* _Exercise aim_
Images do not belong in the copy. Retype all the entries below exactly.

════════

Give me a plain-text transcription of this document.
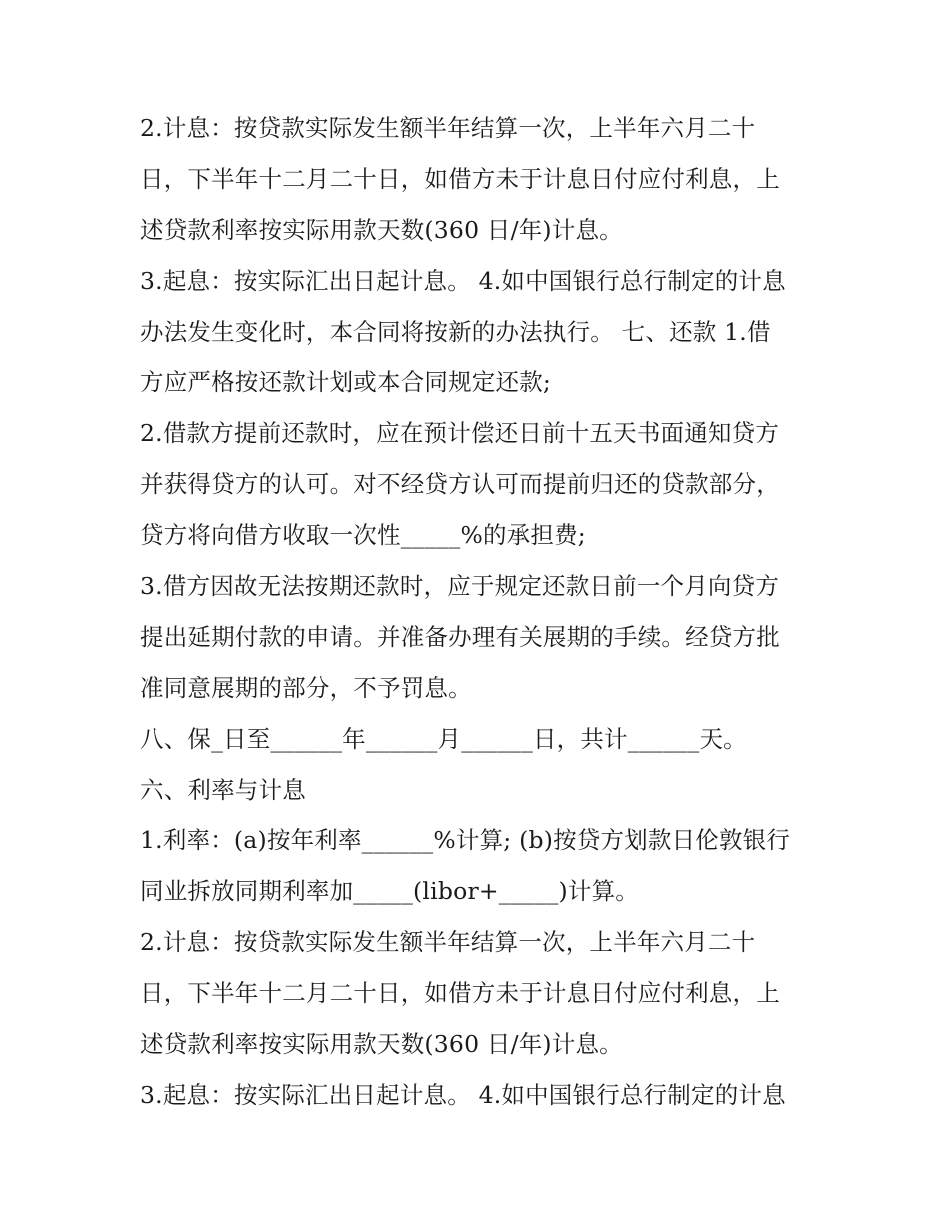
2.计息：按贷款实际发生额半年结算一次，上半年六月二十
日，下半年十二月二十日，如借方未于计息日付应付利息，上
述贷款利率按实际用款天数(360 日/年)计息。
3.起息：按实际汇出日起计息。 4.如中国银行总行制定的计息
办法发生变化时，本合同将按新的办法执行。 七、还款 1.借
方应严格按还款计划或本合同规定还款;
2.借款方提前还款时，应在预计偿还日前十五天书面通知贷方
并获得贷方的认可。对不经贷方认可而提前归还的贷款部分，
贷方将向借方收取一次性_____%的承担费;
3.借方因故无法按期还款时，应于规定还款日前一个月向贷方
提出延期付款的申请。并准备办理有关展期的手续。经贷方批
准同意展期的部分，不予罚息。
八、保_日至______年______月______日，共计______天。
六、利率与计息
1.利率：(a)按年利率______%计算; (b)按贷方划款日伦敦银行
同业拆放同期利率加_____(libor+_____)计算。
2.计息：按贷款实际发生额半年结算一次，上半年六月二十
日，下半年十二月二十日，如借方未于计息日付应付利息，上
述贷款利率按实际用款天数(360 日/年)计息。
3.起息：按实际汇出日起计息。 4.如中国银行总行制定的计息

════════

* _Response to the exercise_
Give me a plain-text transcription of this document.
2.计息：按贷款实际发生额半年结算一次，上半年六月二十
日，下半年十二月二十日，如借方未于计息日付应付利息，上
述贷款利率按实际用款天数(360 日/年)计息。
3.起息：按实际汇出日起计息。 4.如中国银行总行制定的计息
办法发生变化时，本合同将按新的办法执行。 七、还款 1.借
方应严格按还款计划或本合同规定还款;
2.借款方提前还款时，应在预计偿还日前十五天书面通知贷方
并获得贷方的认可。对不经贷方认可而提前归还的贷款部分，
贷方将向借方收取一次性_____%的承担费;
3.借方因故无法按期还款时，应于规定还款日前一个月向贷方
提出延期付款的申请。并准备办理有关展期的手续。经贷方批
准同意展期的部分，不予罚息。
八、保_日至______年______月______日，共计______天。
六、利率与计息
1.利率：(a)按年利率______%计算; (b)按贷方划款日伦敦银行
同业拆放同期利率加_____(libor+_____)计算。
2.计息：按贷款实际发生额半年结算一次，上半年六月二十
日，下半年十二月二十日，如借方未于计息日付应付利息，上
述贷款利率按实际用款天数(360 日/年)计息。
3.起息：按实际汇出日起计息。 4.如中国银行总行制定的计息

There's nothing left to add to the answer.